──────── RECORDS FOR THIS TASK ────────
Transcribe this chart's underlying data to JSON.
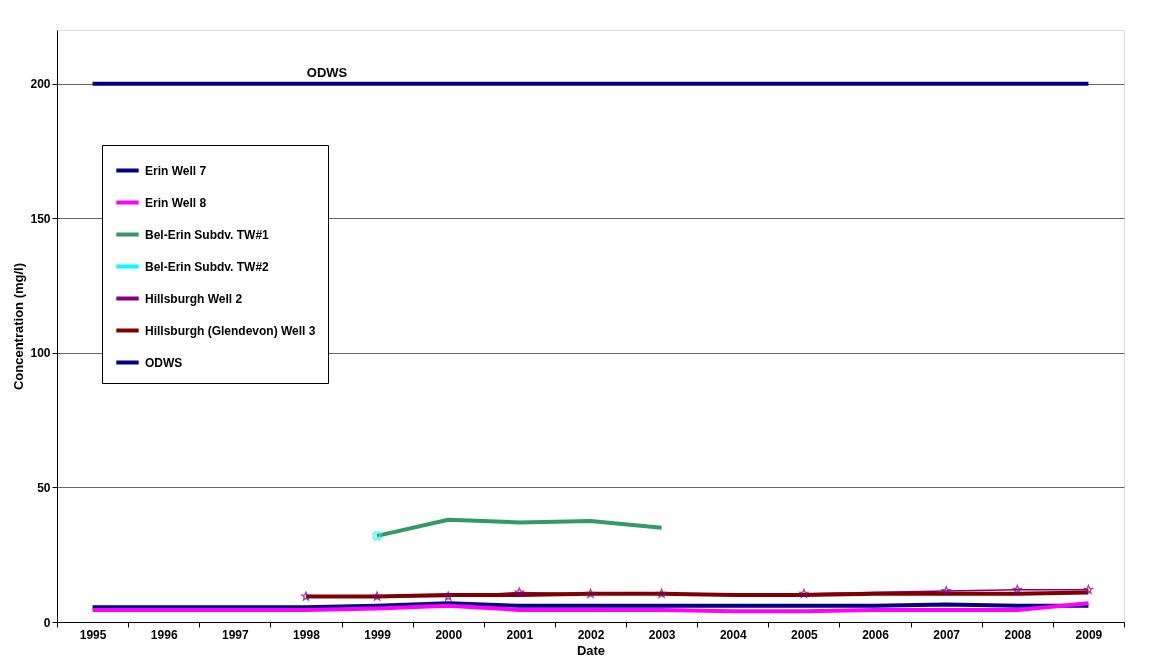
{
  "chart_data": {
    "type": "line",
    "xlabel": "Date",
    "ylabel": "Concentration (mg/l)",
    "categories": [
      "1995",
      "1996",
      "1997",
      "1998",
      "1999",
      "2000",
      "2001",
      "2002",
      "2003",
      "2004",
      "2005",
      "2006",
      "2007",
      "2008",
      "2009"
    ],
    "ylim": [
      0,
      220
    ],
    "yticks": [
      0,
      50,
      100,
      150,
      200
    ],
    "grid": "y",
    "legend": "top left",
    "series": [
      {
        "name": "Erin Well 7",
        "color": "#000080",
        "marker": "none",
        "values": [
          5.5,
          5.5,
          5.5,
          5.5,
          6,
          7,
          6,
          6,
          6,
          6,
          6,
          6,
          6.5,
          6,
          6
        ]
      },
      {
        "name": "Erin Well 8",
        "color": "#ff00ff",
        "marker": "none",
        "values": [
          4.5,
          4.5,
          4.5,
          4.5,
          5,
          6,
          4.5,
          4.5,
          4.5,
          4,
          4,
          4.5,
          4.5,
          4.5,
          7
        ]
      },
      {
        "name": "Bel-Erin Subdv. TW#1",
        "color": "#339966",
        "marker": "none",
        "values": [
          null,
          null,
          null,
          null,
          32,
          38,
          37,
          37.5,
          35,
          null,
          null,
          null,
          null,
          null,
          null
        ]
      },
      {
        "name": "Bel-Erin Subdv. TW#2",
        "color": "#00ffff",
        "marker": "cross",
        "values": [
          null,
          null,
          null,
          null,
          32,
          null,
          null,
          null,
          null,
          null,
          null,
          null,
          null,
          null,
          null
        ]
      },
      {
        "name": "Hillsburgh Well 2",
        "color": "#800080",
        "marker": "star",
        "values": [
          null,
          null,
          null,
          9.5,
          9.5,
          9.5,
          11,
          10.5,
          10.5,
          null,
          10.5,
          null,
          11.5,
          12,
          12
        ]
      },
      {
        "name": "Hillsburgh (Glendevon) Well 3",
        "color": "#800000",
        "marker": "none",
        "values": [
          null,
          null,
          null,
          9.5,
          9.5,
          10,
          10,
          10.5,
          10.5,
          10,
          10,
          10.5,
          10.5,
          10.5,
          11
        ]
      },
      {
        "name": "ODWS",
        "color": "#000080",
        "marker": "none",
        "values": [
          200,
          200,
          200,
          200,
          200,
          200,
          200,
          200,
          200,
          200,
          200,
          200,
          200,
          200,
          200
        ]
      }
    ],
    "annotations": [
      {
        "text": "ODWS",
        "y": 200
      }
    ]
  }
}
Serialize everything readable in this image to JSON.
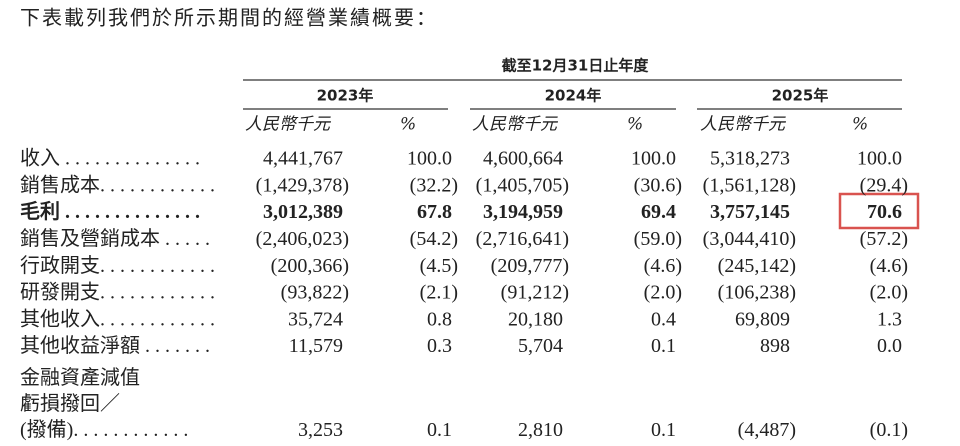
{
  "intro": "下表載列我們於所示期間的經營業績概要：",
  "header": {
    "period": "截至12月31日止年度",
    "years": [
      "2023年",
      "2024年",
      "2025年"
    ],
    "units": [
      "人民幣千元",
      "%",
      "人民幣千元",
      "%",
      "人民幣千元",
      "%"
    ]
  },
  "rows": [
    {
      "label": [
        "收入 . . . . . . . . . . . . . ."
      ],
      "bold": false,
      "cells": [
        "4,441,767",
        "100.0",
        "4,600,664",
        "100.0",
        "5,318,273",
        "100.0"
      ]
    },
    {
      "label": [
        "銷售成本. . . . . . . . . . . ."
      ],
      "bold": false,
      "cells": [
        "(1,429,378)",
        "(32.2)",
        "(1,405,705)",
        "(30.6)",
        "(1,561,128)",
        "(29.4)"
      ]
    },
    {
      "label": [
        "毛利 . . . . . . . . . . . . . ."
      ],
      "bold": true,
      "cells": [
        "3,012,389",
        "67.8",
        "3,194,959",
        "69.4",
        "3,757,145",
        "70.6"
      ]
    },
    {
      "label": [
        "銷售及營銷成本 . . . . ."
      ],
      "bold": false,
      "cells": [
        "(2,406,023)",
        "(54.2)",
        "(2,716,641)",
        "(59.0)",
        "(3,044,410)",
        "(57.2)"
      ]
    },
    {
      "label": [
        "行政開支. . . . . . . . . . . ."
      ],
      "bold": false,
      "cells": [
        "(200,366)",
        "(4.5)",
        "(209,777)",
        "(4.6)",
        "(245,142)",
        "(4.6)"
      ]
    },
    {
      "label": [
        "研發開支. . . . . . . . . . . ."
      ],
      "bold": false,
      "cells": [
        "(93,822)",
        "(2.1)",
        "(91,212)",
        "(2.0)",
        "(106,238)",
        "(2.0)"
      ]
    },
    {
      "label": [
        "其他收入. . . . . . . . . . . ."
      ],
      "bold": false,
      "cells": [
        "35,724",
        "0.8",
        "20,180",
        "0.4",
        "69,809",
        "1.3"
      ]
    },
    {
      "label": [
        "其他收益淨額 . . . . . . ."
      ],
      "bold": false,
      "cells": [
        "11,579",
        "0.3",
        "5,704",
        "0.1",
        "898",
        "0.0"
      ]
    },
    {
      "label": [
        "金融資產減值",
        "虧損撥回／",
        "(撥備). . . . . . . . . . . ."
      ],
      "bold": false,
      "cells": [
        "3,253",
        "0.1",
        "2,810",
        "0.1",
        "(4,487)",
        "(0.1)"
      ]
    }
  ]
}
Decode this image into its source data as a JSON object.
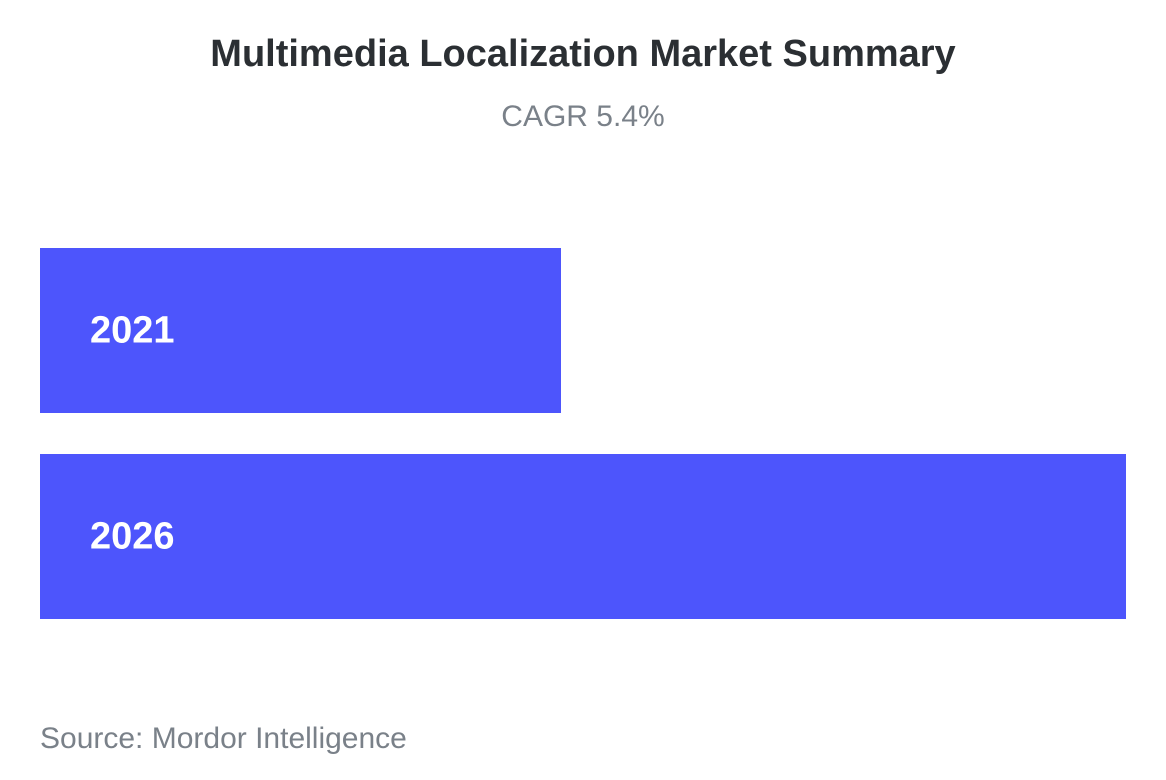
{
  "chart_data": {
    "type": "bar",
    "orientation": "horizontal",
    "title": "Multimedia Localization Market Summary",
    "subtitle": "CAGR 5.4%",
    "categories": [
      "2021",
      "2026"
    ],
    "values": [
      0.48,
      1.0
    ],
    "value_axis_shown": false,
    "grid": false,
    "legend": "none",
    "bar_color": "#4d55fc",
    "label_color": "#ffffff"
  },
  "footer": {
    "source": "Source: Mordor Intelligence"
  },
  "colors": {
    "title": "#2b2f33",
    "muted": "#7a8189",
    "background": "#ffffff"
  }
}
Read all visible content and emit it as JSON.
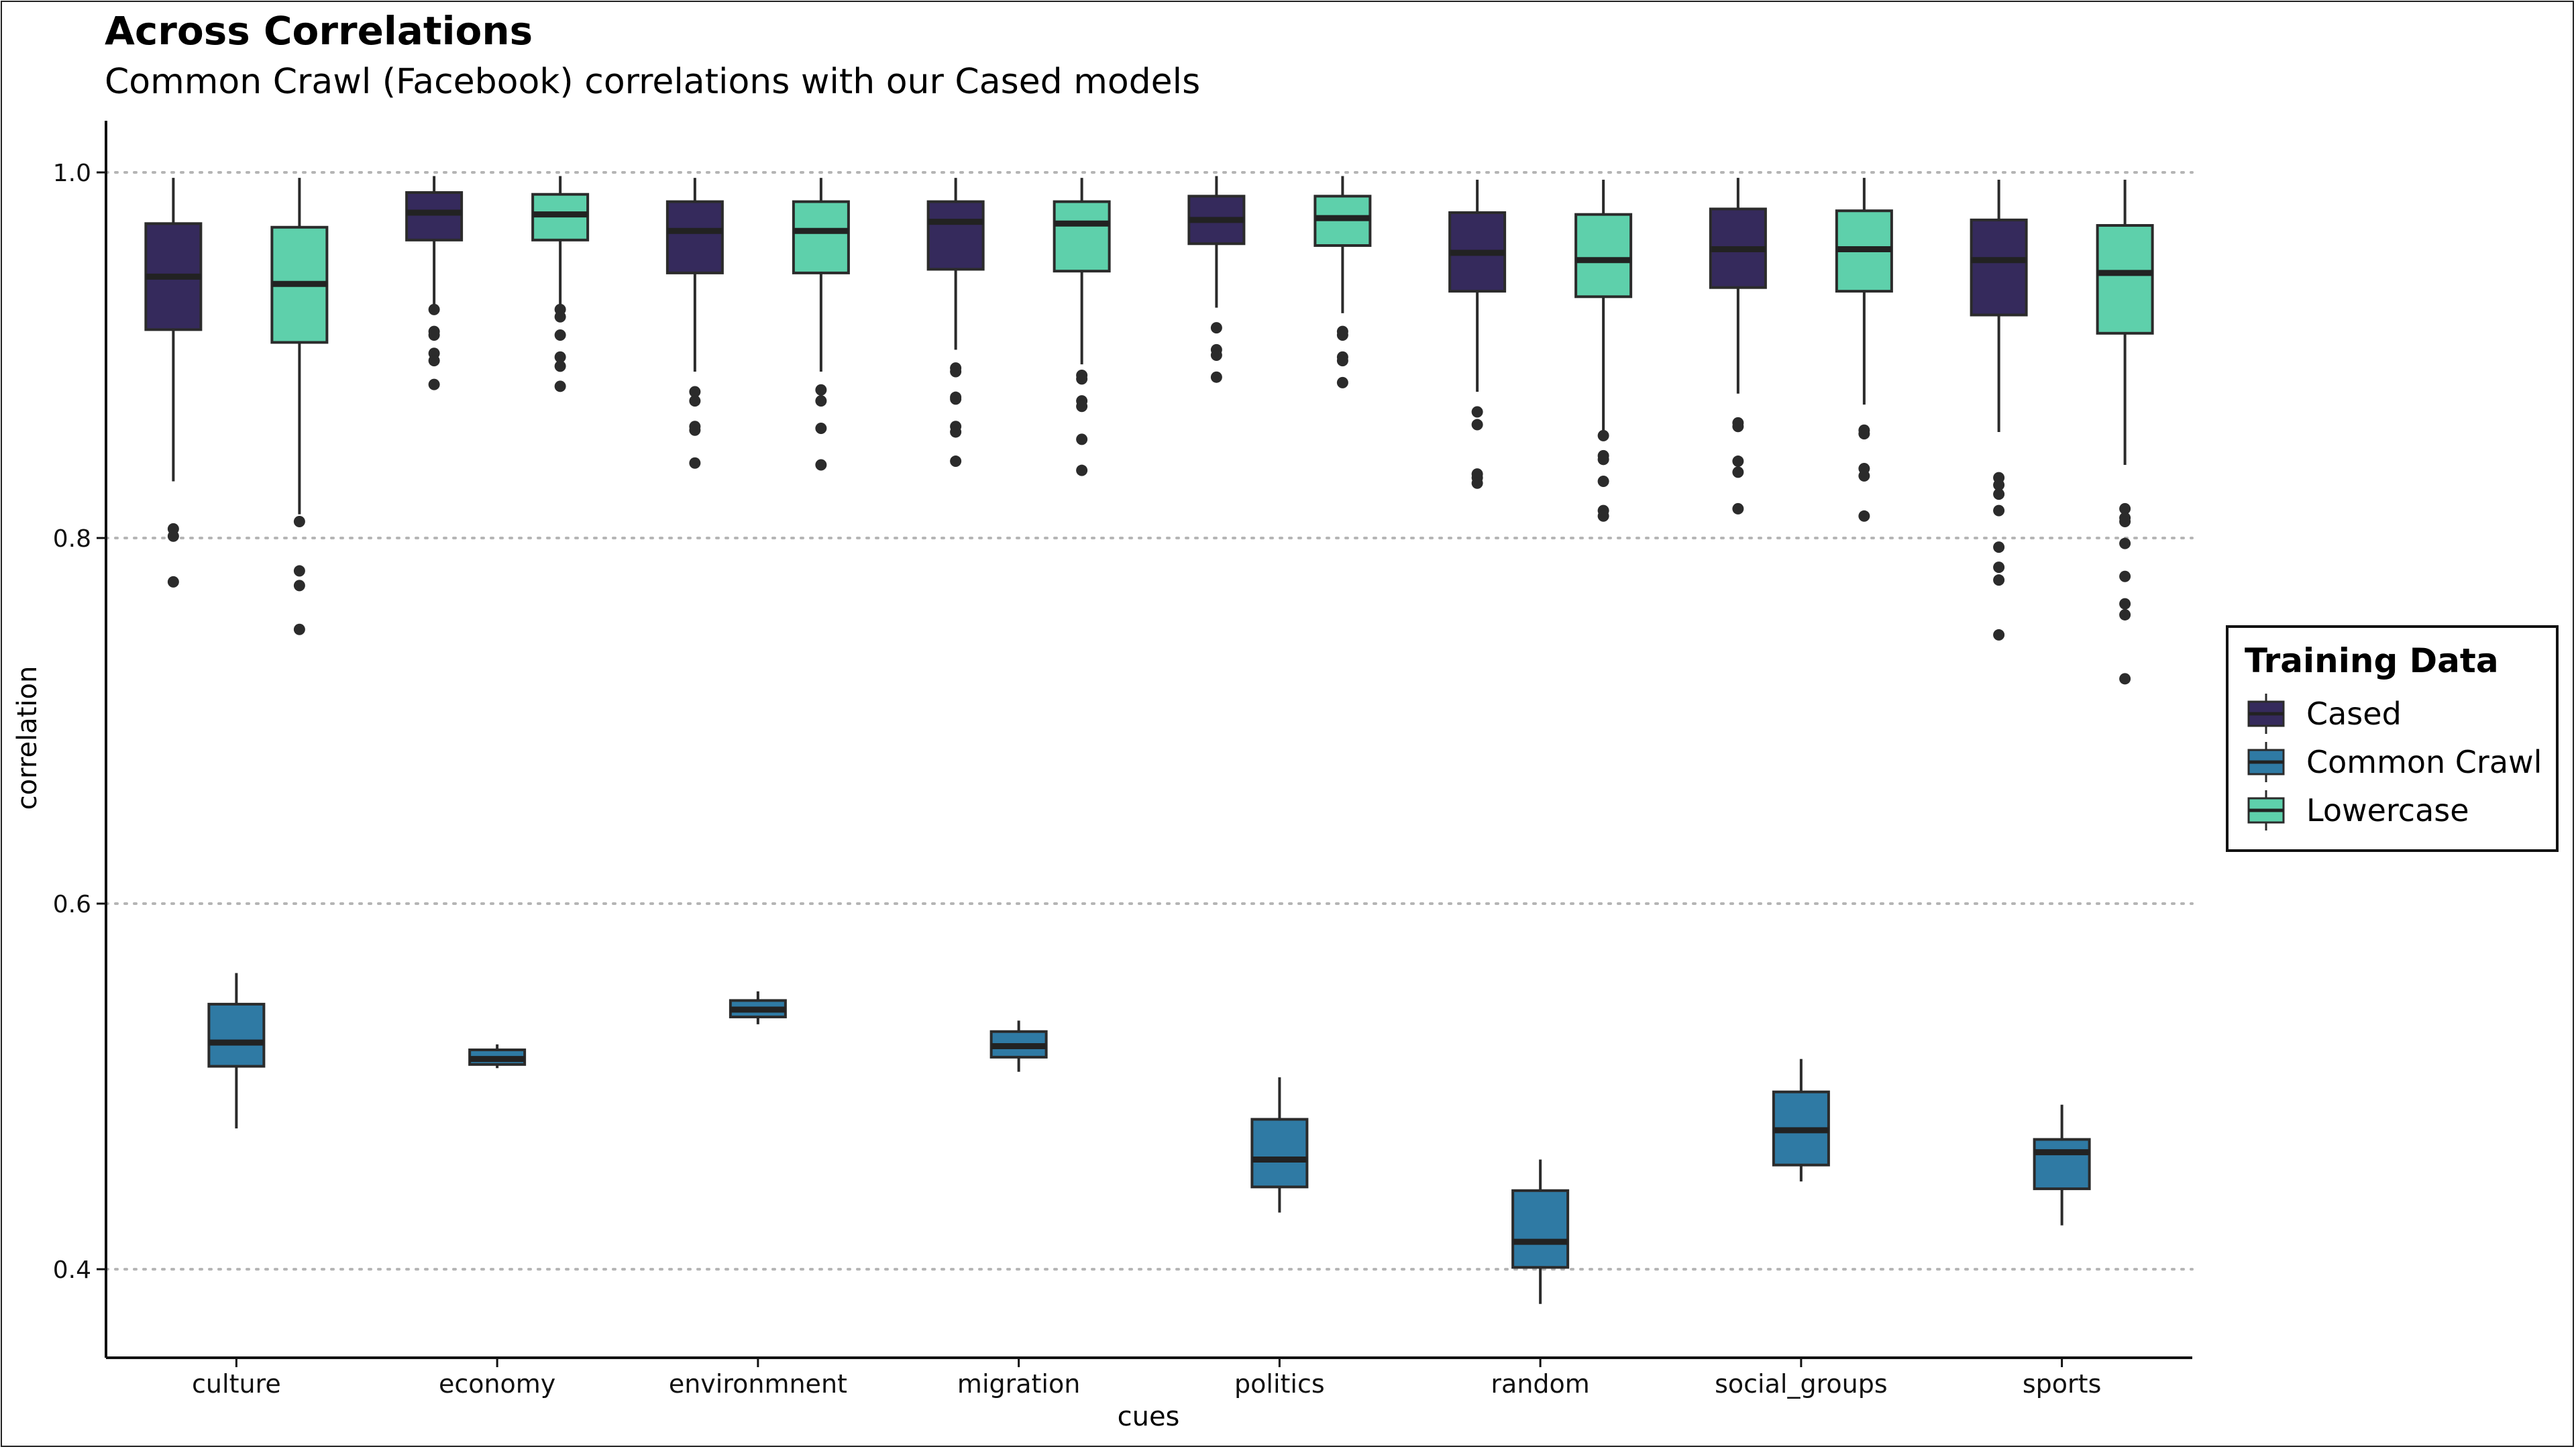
────────
Set the entries down again exactly. Do not include the images.

Transcribe this chart's underlying data to JSON.
{
  "chart_data": {
    "type": "line",
    "xlabel": "Date",
    "ylabel": "Concentration (mg/l)",
    "categories": [
      "1995",
      "1996",
      "1997",
      "1998",
      "1999",
      "2000",
      "2001",
      "2002",
      "2003",
      "2004",
      "2005",
      "2006",
      "2007",
      "2008",
      "2009"
    ],
    "ylim": [
      0,
      220
    ],
    "yticks": [
      0,
      50,
      100,
      150,
      200
    ],
    "grid": "y",
    "legend": "top left",
    "series": [
      {
        "name": "Erin Well 7",
        "color": "#000080",
        "marker": "none",
        "values": [
          5.5,
          5.5,
          5.5,
          5.5,
          6,
          7,
          6,
          6,
          6,
          6,
          6,
          6,
          6.5,
          6,
          6
        ]
      },
      {
        "name": "Erin Well 8",
        "color": "#ff00ff",
        "marker": "none",
        "values": [
          4.5,
          4.5,
          4.5,
          4.5,
          5,
          6,
          4.5,
          4.5,
          4.5,
          4,
          4,
          4.5,
          4.5,
          4.5,
          7
        ]
      },
      {
        "name": "Bel-Erin Subdv. TW#1",
        "color": "#339966",
        "marker": "none",
        "values": [
          null,
          null,
          null,
          null,
          32,
          38,
          37,
          37.5,
          35,
          null,
          null,
          null,
          null,
          null,
          null
        ]
      },
      {
        "name": "Bel-Erin Subdv. TW#2",
        "color": "#00ffff",
        "marker": "cross",
        "values": [
          null,
          null,
          null,
          null,
          32,
          null,
          null,
          null,
          null,
          null,
          null,
          null,
          null,
          null,
          null
        ]
      },
      {
        "name": "Hillsburgh Well 2",
        "color": "#800080",
        "marker": "star",
        "values": [
          null,
          null,
          null,
          9.5,
          9.5,
          9.5,
          11,
          10.5,
          10.5,
          null,
          10.5,
          null,
          11.5,
          12,
          12
        ]
      },
      {
        "name": "Hillsburgh (Glendevon) Well 3",
        "color": "#800000",
        "marker": "none",
        "values": [
          null,
          null,
          null,
          9.5,
          9.5,
          10,
          10,
          10.5,
          10.5,
          10,
          10,
          10.5,
          10.5,
          10.5,
          11
        ]
      },
      {
        "name": "ODWS",
        "color": "#000080",
        "marker": "none",
        "values": [
          200,
          200,
          200,
          200,
          200,
          200,
          200,
          200,
          200,
          200,
          200,
          200,
          200,
          200,
          200
        ]
      }
    ],
    "annotations": [
      {
        "text": "ODWS",
        "y": 200
      }
    ]
  }
}
Serialize everything readable in this image to JSON.
{
  "intro": "下表載列我們於所示期間的經營業績概要：",
  "header": {
    "period": "截至12月31日止年度",
    "years": [
      "2023年",
      "2024年",
      "2025年"
    ],
    "units": [
      "人民幣千元",
      "%",
      "人民幣千元",
      "%",
      "人民幣千元",
      "%"
    ]
  },
  "rows": [
    {
      "label": [
        "收入 . . . . . . . . . . . . . ."
      ],
      "bold": false,
      "cells": [
        "4,441,767",
        "100.0",
        "4,600,664",
        "100.0",
        "5,318,273",
        "100.0"
      ]
    },
    {
      "label": [
        "銷售成本. . . . . . . . . . . ."
      ],
      "bold": false,
      "cells": [
        "(1,429,378)",
        "(32.2)",
        "(1,405,705)",
        "(30.6)",
        "(1,561,128)",
        "(29.4)"
      ]
    },
    {
      "label": [
        "毛利 . . . . . . . . . . . . . ."
      ],
      "bold": true,
      "cells": [
        "3,012,389",
        "67.8",
        "3,194,959",
        "69.4",
        "3,757,145",
        "70.6"
      ]
    },
    {
      "label": [
        "銷售及營銷成本 . . . . ."
      ],
      "bold": false,
      "cells": [
        "(2,406,023)",
        "(54.2)",
        "(2,716,641)",
        "(59.0)",
        "(3,044,410)",
        "(57.2)"
      ]
    },
    {
      "label": [
        "行政開支. . . . . . . . . . . ."
      ],
      "bold": false,
      "cells": [
        "(200,366)",
        "(4.5)",
        "(209,777)",
        "(4.6)",
        "(245,142)",
        "(4.6)"
      ]
    },
    {
      "label": [
        "研發開支. . . . . . . . . . . ."
      ],
      "bold": false,
      "cells": [
        "(93,822)",
        "(2.1)",
        "(91,212)",
        "(2.0)",
        "(106,238)",
        "(2.0)"
      ]
    },
    {
      "label": [
        "其他收入. . . . . . . . . . . ."
      ],
      "bold": false,
      "cells": [
        "35,724",
        "0.8",
        "20,180",
        "0.4",
        "69,809",
        "1.3"
      ]
    },
    {
      "label": [
        "其他收益淨額 . . . . . . ."
      ],
      "bold": false,
      "cells": [
        "11,579",
        "0.3",
        "5,704",
        "0.1",
        "898",
        "0.0"
      ]
    },
    {
      "label": [
        "金融資產減值",
        "虧損撥回／",
        "(撥備). . . . . . . . . . . ."
      ],
      "bold": false,
      "cells": [
        "3,253",
        "0.1",
        "2,810",
        "0.1",
        "(4,487)",
        "(0.1)"
      ]
    }
  ]
}
Decode this image into its source data as a JSON object.
{
  "chart_data": {
    "type": "bar",
    "orientation": "horizontal",
    "title": "Multimedia Localization Market Summary",
    "subtitle": "CAGR 5.4%",
    "categories": [
      "2021",
      "2026"
    ],
    "values": [
      0.48,
      1.0
    ],
    "value_axis_shown": false,
    "grid": false,
    "legend": "none",
    "bar_color": "#4d55fc",
    "label_color": "#ffffff"
  },
  "footer": {
    "source": "Source: Mordor Intelligence"
  },
  "colors": {
    "title": "#2b2f33",
    "muted": "#7a8189",
    "background": "#ffffff"
  }
}
Read all visible content and emit it as JSON.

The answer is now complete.